**TO BE DONE:**
Gather all lines with the word "میلیاردتومان" in them.
#### DATA IN THIS EXERCISE
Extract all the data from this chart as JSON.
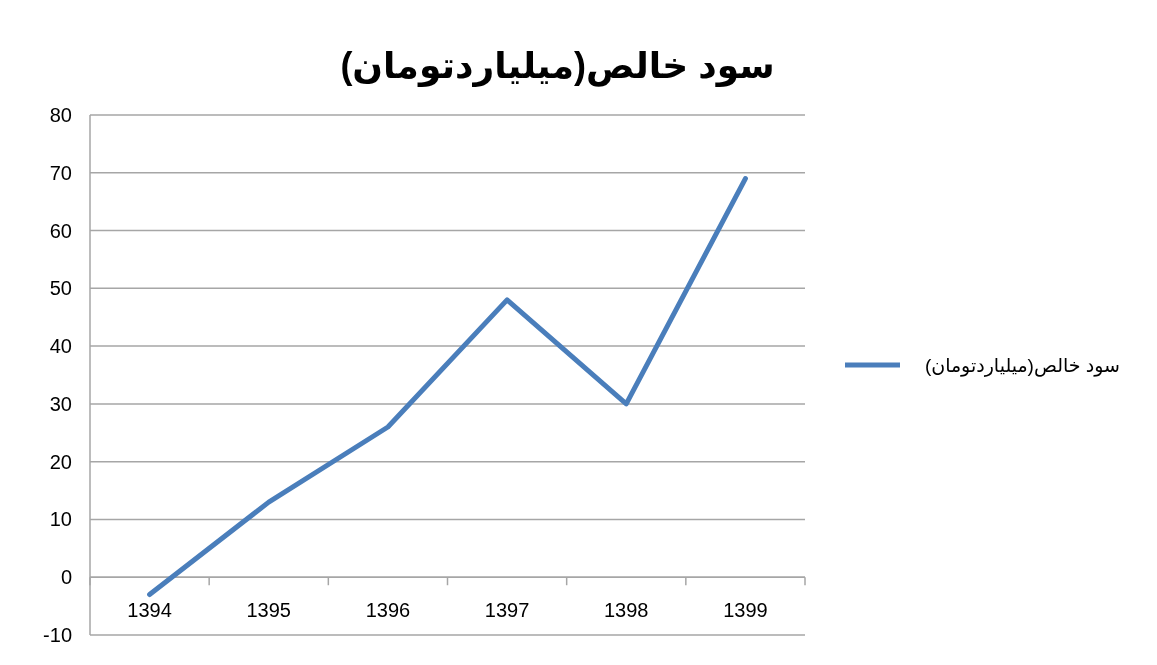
{
  "chart_data": {
    "type": "line",
    "title": "سود خالص(میلیاردتومان)",
    "categories": [
      "1394",
      "1395",
      "1396",
      "1397",
      "1398",
      "1399"
    ],
    "series": [
      {
        "name": "سود خالص(میلیاردتومان)",
        "color": "#4a7ebb",
        "values": [
          -3,
          13,
          26,
          48,
          30,
          69
        ]
      }
    ],
    "ylim": [
      -10,
      80
    ],
    "yticks": [
      -10,
      0,
      10,
      20,
      30,
      40,
      50,
      60,
      70,
      80
    ],
    "grid": "y",
    "legend": "right"
  }
}
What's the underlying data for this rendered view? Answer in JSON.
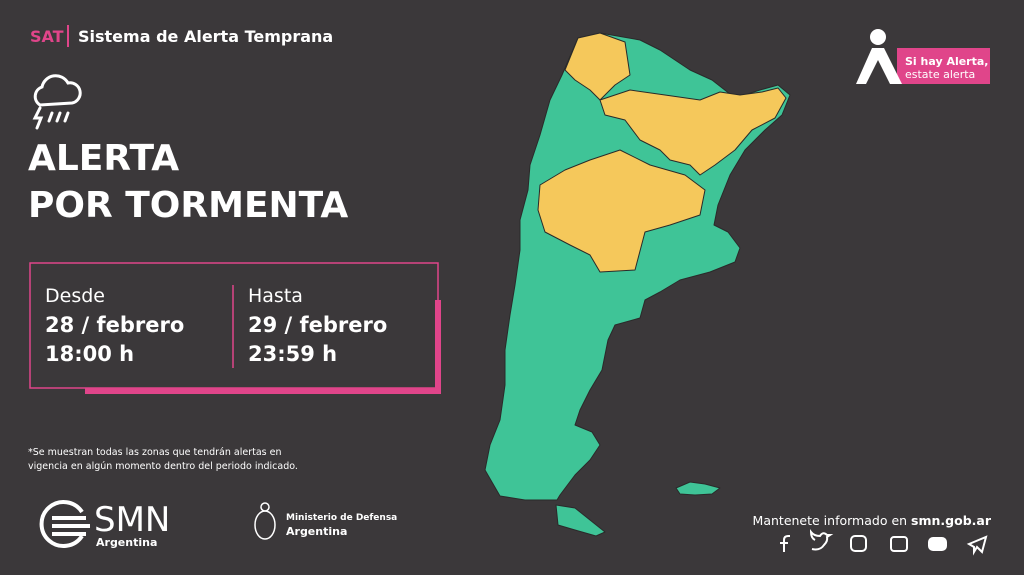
{
  "header": {
    "tag": "SAT",
    "title": "Sistema de Alerta Temprana"
  },
  "alert": {
    "line1": "ALERTA",
    "line2": "POR TORMENTA"
  },
  "period": {
    "from_label": "Desde",
    "from_date": "28 / febrero",
    "from_time": "18:00 h",
    "to_label": "Hasta",
    "to_date": "29 / febrero",
    "to_time": "23:59 h"
  },
  "footnote": "*Se muestran todas las zonas que tendrán alertas en vigencia en algún momento dentro del periodo indicado.",
  "badge": {
    "line1": "Si hay Alerta,",
    "line2": "estate alerta"
  },
  "logos": {
    "smn": "SMN",
    "smn_sub": "Argentina",
    "ministry": "Ministerio de Defensa",
    "ministry_sub": "Argentina"
  },
  "footer": {
    "text": "Mantenete informado en",
    "site": "smn.gob.ar"
  }
}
########
**SOLUTION TO THIS PROBLEM:**
    "title": "سود خالص(میلیاردتومان)",
        "name": "سود خالص(میلیاردتومان)",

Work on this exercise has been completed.